(Dataset rows)
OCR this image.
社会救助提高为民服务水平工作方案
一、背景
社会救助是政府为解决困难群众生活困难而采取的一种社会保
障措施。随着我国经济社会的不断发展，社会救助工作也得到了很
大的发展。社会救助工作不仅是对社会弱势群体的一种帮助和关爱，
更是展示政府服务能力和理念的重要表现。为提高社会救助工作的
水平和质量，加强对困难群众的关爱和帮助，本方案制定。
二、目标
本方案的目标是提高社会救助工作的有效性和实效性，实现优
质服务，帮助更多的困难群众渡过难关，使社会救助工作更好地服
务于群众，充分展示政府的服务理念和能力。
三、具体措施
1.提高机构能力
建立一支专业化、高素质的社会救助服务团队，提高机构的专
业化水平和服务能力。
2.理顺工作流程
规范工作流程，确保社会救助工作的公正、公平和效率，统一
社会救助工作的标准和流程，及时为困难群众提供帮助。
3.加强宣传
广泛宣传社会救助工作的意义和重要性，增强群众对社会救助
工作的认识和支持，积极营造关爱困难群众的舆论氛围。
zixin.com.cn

= The problem =
Using the listing above, reproduce each line without omission.

= Response for this exercise =
OCR this image.
社会救助提高为民服务水平工作方案
一、背景
社会救助是政府为解决困难群众生活困难而采取的一种社会保
障措施。随着我国经济社会的不断发展，社会救助工作也得到了很
大的发展。社会救助工作不仅是对社会弱势群体的一种帮助和关爱，
更是展示政府服务能力和理念的重要表现。为提高社会救助工作的
水平和质量，加强对困难群众的关爱和帮助，本方案制定。
二、目标
本方案的目标是提高社会救助工作的有效性和实效性，实现优
质服务，帮助更多的困难群众渡过难关，使社会救助工作更好地服
务于群众，充分展示政府的服务理念和能力。
三、具体措施
1.提高机构能力
建立一支专业化、高素质的社会救助服务团队，提高机构的专
业化水平和服务能力。
2.理顺工作流程
规范工作流程，确保社会救助工作的公正、公平和效率，统一
社会救助工作的标准和流程，及时为困难群众提供帮助。
3.加强宣传
广泛宣传社会救助工作的意义和重要性，增强群众对社会救助
工作的认识和支持，积极营造关爱困难群众的舆论氛围。
zixin.com.cn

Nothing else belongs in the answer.